* **EXERCISE 1**
Reproduce the part of the records that starts at the line containing "row-edit-button[interactable]: ✎ [1757, 297, 1779, 317]" and ends at the line containing "row-checkbox[interactable] [273, 197, 287, 211]", with both of those lines included.

# Text Embedding
In this notebook, we generate 10-K filings text embeddings with the Vertex AI [`textembedding-gecko`](https://cloud.google.com/vertex-ai/docs/generative-ai/model-reference/text-embeddings) model.  Unstructured text from 10K filings has been extracted using a parser beforehand.

In this notebook, we will:
1. Get 10-K filings unstructured text from a Google storage bucket
2. specifically select Item 1 from the 10K which describes the business of the company: who and what the company does, what subsidiaries it owns, and what markets it operates in. 
3. Chunk the text into natural sections using NLTK (to avoid input token limits)
4. Save text with embeddings to csv to stage for loading into graph

In [None]:
%%capture
%pip install --user tabulate sentence-transformers
%pip install --user altair

## Get 10-K Filings from Google Cloud

In [1]:
from google.cloud import storage

storage_client = storage.Client()
(storage_client
 .bucket('neo4j-datasets')
 .blob('form10k/form10k-clean.zip')
 .download_to_filename('form10k-clean.zip'))

In [2]:
!unzip -qq -n 'form10k-clean.zip'

## 10-K Filings Exploration and Chunking
Let's open one file to understand its contents.  It is actually a json file. 

In [3]:
import json
with open('./form10k-clean/0001830197-22-000038.txt') as f:
    f10_k = json.load(f)

We are interested in Item 1 specifically. 

Item 1 describes the business of the company: who and what the company does, what subsidiaries it owns, and what markets it operates in. It may also include recent events, competition, regulations, and labor issues. (Some industries are heavily regulated, and have complex labor requirements, which have significant effects on the business.) Other topics in this section may include special operating costs, seasonal factors, or insurance matters.

In [4]:
len(f10_k['item1'])

241333

This text has the ability to exceed token limits for `textembedding-gecko`.  Also the quality of embeddings can go down if the text gets to large. As such we should find some way to chunk the text up into seperate sections for embedding.

* **RECORDS FOR THE EXERCISE**
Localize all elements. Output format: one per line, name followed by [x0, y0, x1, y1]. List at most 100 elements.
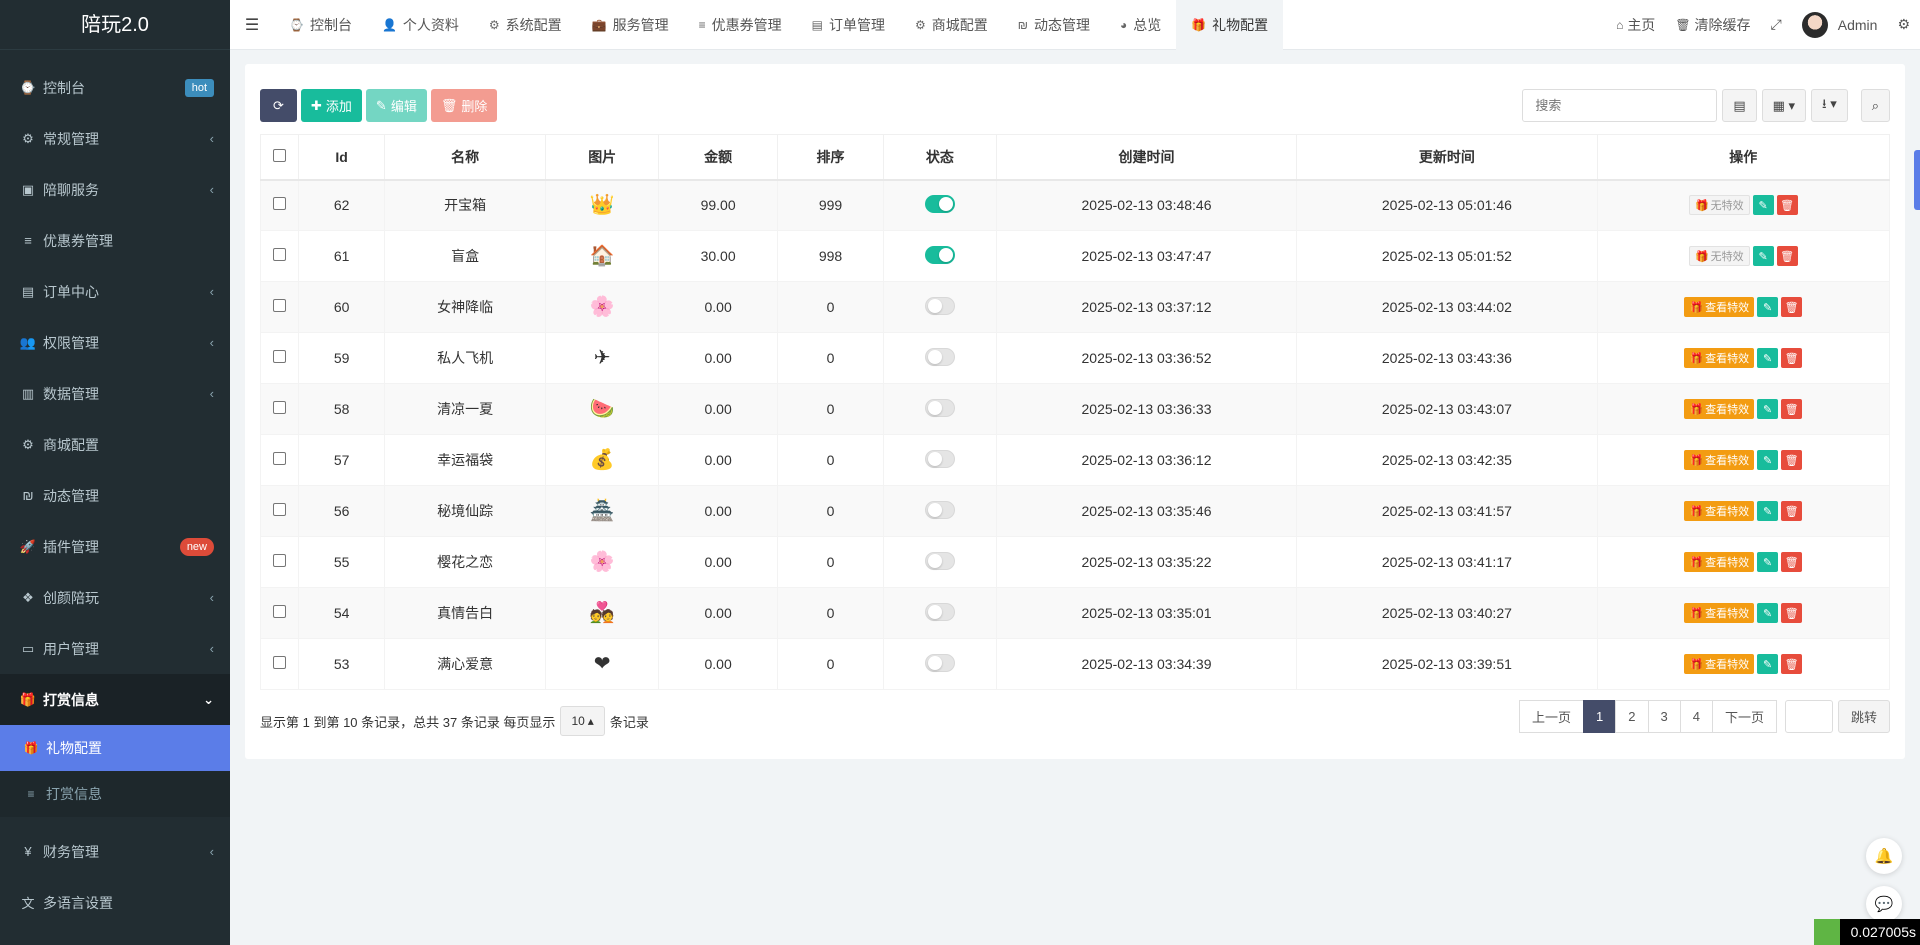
row-edit-button[interactable]: ✎ [1757, 297, 1779, 317]
nav-tab-4[interactable]: ≡ 优惠券管理 [684, 0, 797, 50]
table-row[interactable]: 55 樱花之恋 🌸 0.00 0 2025-02-13 03:35:22 2025-02-1… [259, 536, 1891, 588]
column-header-6[interactable]: 创建时间 [995, 134, 1298, 181]
table-row[interactable]: 58 清凉一夏 🍉 0.00 0 2025-02-13 03:36:33 2025-02-1… [259, 383, 1891, 435]
page-button-4[interactable]: 4 [1679, 700, 1713, 733]
clear-cache-link[interactable]: 🗑 清除缓存 [1665, 15, 1760, 35]
sidebar-item-10[interactable]: ❖ 创颜陪玩 ‹ [0, 572, 230, 623]
column-header-1[interactable]: 名称 [383, 134, 547, 181]
table-row[interactable]: 61 盲盒 🏠 30.00 998 2025-02-13 03:47:47 2025-02-… [259, 230, 1891, 282]
table-row[interactable]: 56 秘境仙踪 🏯 0.00 0 2025-02-13 03:35:46 2025-02-1… [259, 485, 1891, 537]
row-checkbox[interactable] [273, 401, 287, 414]
sidebar-subitem-0[interactable]: 🎁 礼物配置 [0, 725, 230, 771]
gift-image[interactable]: 🏯 [589, 498, 615, 524]
sidebar-subitem-1[interactable]: ≡ 打赏信息 [0, 771, 230, 817]
no-effect-button[interactable]: 🎁 无特效 [1688, 195, 1750, 216]
sidebar-item-11[interactable]: ▭ 用户管理 ‹ [0, 623, 230, 674]
sidebar-item-9[interactable]: 🚀 插件管理 new [0, 521, 230, 572]
view-effect-button[interactable]: 🎁 查看特效 [1684, 552, 1755, 572]
scrollbar-thumb[interactable] [1914, 150, 1920, 210]
sidebar-item-open-group[interactable]: 🎁 打赏信息 ⌄ [0, 674, 230, 725]
table-row[interactable]: 59 私人飞机 ✈ 0.00 0 2025-02-13 03:36:52 2025-02-1… [259, 332, 1891, 384]
row-delete-button[interactable]: 🗑 [1781, 297, 1803, 317]
page-button-3[interactable]: 3 [1647, 700, 1681, 733]
nav-tab-1[interactable]: 👤 个人资料 [367, 0, 474, 50]
page-jump-input[interactable] [1784, 700, 1833, 733]
status-toggle[interactable] [924, 398, 955, 417]
select-all-header[interactable] [259, 134, 300, 181]
row-checkbox[interactable] [273, 197, 287, 211]
export-button[interactable]: ⭳ ▾ [1811, 89, 1848, 122]
view-effect-button[interactable]: 🎁 查看特效 [1684, 654, 1755, 674]
sidebar-item-bottom-0[interactable]: ¥ 财务管理 ‹ [0, 826, 230, 877]
gift-image[interactable]: 💰 [589, 447, 615, 473]
sidebar-item-7[interactable]: ⚙ 商城配置 [0, 419, 230, 470]
view-effect-button[interactable]: 🎁 查看特效 [1684, 450, 1755, 470]
settings-button[interactable]: ⚙ [1887, 16, 1920, 33]
row-checkbox[interactable] [273, 299, 287, 312]
row-select-cell[interactable] [259, 230, 300, 282]
row-delete-button[interactable]: 🗑 [1781, 501, 1803, 521]
row-delete-button[interactable]: 🗑 [1781, 399, 1803, 419]
status-toggle[interactable] [924, 500, 955, 519]
row-delete-button[interactable]: 🗑 [1781, 654, 1803, 674]
row-checkbox[interactable] [273, 503, 287, 516]
status-toggle[interactable] [924, 296, 955, 315]
edit-button[interactable]: ✎ 编辑 [365, 89, 427, 122]
status-toggle[interactable] [924, 347, 955, 366]
row-edit-button[interactable]: ✎ [1757, 603, 1779, 623]
row-delete-button[interactable]: 🗑 [1776, 246, 1798, 266]
advanced-search-button[interactable]: ⌕ [1860, 89, 1890, 122]
nav-tab-9[interactable]: 🎁 礼物配置 [1176, 0, 1284, 50]
row-select-cell[interactable] [259, 638, 300, 690]
fullscreen-button[interactable]: ⤢ [1761, 16, 1792, 33]
view-effect-button[interactable]: 🎁 查看特效 [1684, 348, 1755, 368]
columns-button[interactable]: ▦ ▾ [1761, 89, 1807, 122]
notification-button[interactable]: 🔔 [1866, 838, 1902, 874]
sidebar-item-bottom-1[interactable]: 文多语言设置 [0, 877, 230, 928]
row-checkbox[interactable] [273, 605, 287, 618]
status-toggle[interactable] [924, 602, 955, 621]
table-row[interactable]: 54 真情告白 💑 0.00 0 2025-02-13 03:35:01 2025-02-1… [259, 587, 1891, 639]
row-edit-button[interactable]: ✎ [1757, 348, 1779, 368]
row-select-cell[interactable] [259, 332, 300, 384]
sidebar-item-0[interactable]: ⌚ 控制台 hot [0, 62, 230, 113]
column-header-7[interactable]: 更新时间 [1296, 134, 1598, 181]
page-jump-button[interactable]: 跳转 [1837, 700, 1890, 733]
menu-toggle-icon[interactable]: ☰ [230, 15, 274, 35]
row-select-cell[interactable] [259, 536, 300, 588]
row-select-cell[interactable] [259, 485, 300, 537]
sidebar-item-1[interactable]: ⚙ 常规管理 ‹ [0, 113, 230, 164]
search-input[interactable] [1522, 89, 1718, 122]
sidebar-item-4[interactable]: ▤ 订单中心 ‹ [0, 266, 230, 317]
row-delete-button[interactable]: 🗑 [1781, 450, 1803, 470]
gift-image[interactable]: 🍉 [589, 396, 615, 422]
row-select-cell[interactable] [259, 434, 300, 486]
column-header-4[interactable]: 排序 [777, 134, 884, 181]
status-toggle[interactable] [924, 653, 955, 672]
table-row[interactable]: 53 满心爱意 ❤ 0.00 0 2025-02-13 03:34:39 2025-02-1… [259, 638, 1891, 690]
home-link[interactable]: ⌂ 主页 [1606, 15, 1665, 35]
row-edit-button[interactable]: ✎ [1757, 399, 1779, 419]
view-effect-button[interactable]: 🎁 查看特效 [1684, 297, 1755, 317]
nav-tab-2[interactable]: ⚙ 系统配置 [474, 0, 577, 50]
row-checkbox[interactable] [273, 350, 287, 363]
row-edit-button[interactable]: ✎ [1757, 654, 1779, 674]
row-edit-button[interactable]: ✎ [1757, 450, 1779, 470]
column-header-5[interactable]: 状态 [882, 134, 997, 181]
gift-image[interactable]: 🏠 [589, 243, 615, 269]
nav-tab-3[interactable]: 💼 服务管理 [577, 0, 684, 50]
sidebar-item-6[interactable]: ▥ 数据管理 ‹ [0, 368, 230, 419]
row-select-cell[interactable] [259, 383, 300, 435]
column-header-0[interactable]: Id [298, 134, 385, 181]
add-button[interactable]: ✚ 添加 [301, 89, 362, 122]
gift-image[interactable]: 👑 [589, 192, 615, 218]
sidebar-item-2[interactable]: ▣ 陪聊服务 ‹ [0, 164, 230, 215]
status-toggle[interactable] [924, 245, 955, 264]
table-row[interactable]: 57 幸运福袋 💰 0.00 0 2025-02-13 03:36:12 2025-02-1… [259, 434, 1891, 486]
page-size-select[interactable]: 10 ▴ [560, 706, 605, 736]
nav-tab-6[interactable]: ⚙ 商城配置 [900, 0, 1003, 50]
nav-tab-5[interactable]: ▤ 订单管理 [797, 0, 900, 50]
page-button-1[interactable]: 1 [1583, 700, 1617, 733]
row-edit-button[interactable]: ✎ [1757, 552, 1779, 572]
toggle-view-button[interactable]: ▤ [1722, 89, 1757, 122]
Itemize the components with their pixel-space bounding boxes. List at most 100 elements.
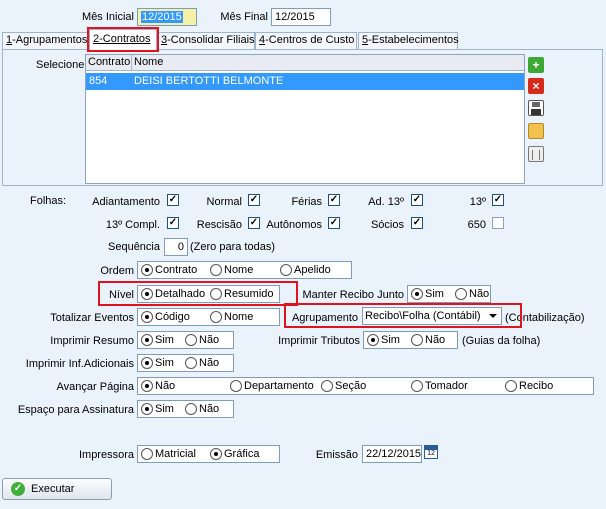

* **EXERCISE 2**
Write the next part of the notebook on embedding 10-K filings text.

* **TASK OUTPUT 1**
row-edit-button[interactable]: ✎ [1757, 297, 1779, 317]
nav-tab-4[interactable]: ≡ 优惠券管理 [684, 0, 797, 50]
table-row[interactable]: 55 樱花之恋 🌸 0.00 0 2025-02-13 03:35:22 2025-02-1… [259, 536, 1891, 588]
column-header-6[interactable]: 创建时间 [995, 134, 1298, 181]
table-row[interactable]: 58 清凉一夏 🍉 0.00 0 2025-02-13 03:36:33 2025-02-1… [259, 383, 1891, 435]
page-button-4[interactable]: 4 [1679, 700, 1713, 733]
clear-cache-link[interactable]: 🗑 清除缓存 [1665, 15, 1760, 35]
sidebar-item-10[interactable]: ❖ 创颜陪玩 ‹ [0, 572, 230, 623]
column-header-1[interactable]: 名称 [383, 134, 547, 181]
table-row[interactable]: 61 盲盒 🏠 30.00 998 2025-02-13 03:47:47 2025-02-… [259, 230, 1891, 282]
table-row[interactable]: 56 秘境仙踪 🏯 0.00 0 2025-02-13 03:35:46 2025-02-1… [259, 485, 1891, 537]
row-checkbox[interactable] [273, 401, 287, 414]
sidebar-subitem-0[interactable]: 🎁 礼物配置 [0, 725, 230, 771]
gift-image[interactable]: 🏯 [589, 498, 615, 524]
sidebar-subitem-1[interactable]: ≡ 打赏信息 [0, 771, 230, 817]
no-effect-button[interactable]: 🎁 无特效 [1688, 195, 1750, 216]
sidebar-item-11[interactable]: ▭ 用户管理 ‹ [0, 623, 230, 674]
sidebar-item-9[interactable]: 🚀 插件管理 new [0, 521, 230, 572]
view-effect-button[interactable]: 🎁 查看特效 [1684, 552, 1755, 572]
scrollbar-thumb[interactable] [1914, 150, 1920, 210]
sidebar-item-open-group[interactable]: 🎁 打赏信息 ⌄ [0, 674, 230, 725]
table-row[interactable]: 59 私人飞机 ✈ 0.00 0 2025-02-13 03:36:52 2025-02-1… [259, 332, 1891, 384]
row-delete-button[interactable]: 🗑 [1781, 297, 1803, 317]
page-button-3[interactable]: 3 [1647, 700, 1681, 733]
nav-tab-1[interactable]: 👤 个人资料 [367, 0, 474, 50]
page-jump-input[interactable] [1784, 700, 1833, 733]
status-toggle[interactable] [924, 398, 955, 417]
select-all-header[interactable] [259, 134, 300, 181]
row-checkbox[interactable] [273, 197, 287, 211]

* **TASK OUTPUT 2**
Below is a way to do this with NLTK. 

In [5]:
from langchain.text_splitter import RecursiveCharacterTextSplitter

text = f10_k['item1']

text_splitter = RecursiveCharacterTextSplitter(
    chunk_size = 2000,
    chunk_overlap  = 15,
    length_function = len,
    is_separator_regex = False,
)
docs = text_splitter.split_text(text)

In [6]:
print(docs[0])

>Item 1. Business 
Company Overview
We are a leading residential mortgage originator and servicer driven by a mission to create financially healthy, happy homeowners. We do this by delivering scale, efficiency and savings to our partners and customers. Our business model is focused on leveraging a nationwide network of partner relationships to drive sustainable origination growth. We support our origination operations through a robust operational infrastructure and a highly responsive customer experience. We then leverage our servicing platform to manage the customer experience. We believe that the complementary relationship between our origination and servicing businesses allows us to provide a best-in-class experience to our customers throughout their homeownership lifecycle.
Our primary focus is our Wholesale channel, which is a business-to-business-to-customer distribution model in which we utilize our relationships with independent mortgage brokerages, which we refer to as our Bro

## Getting 10-K Text Embeddings with VertexAI
Now that we understand our data and how to chunk it.  Let's Generate embeddings.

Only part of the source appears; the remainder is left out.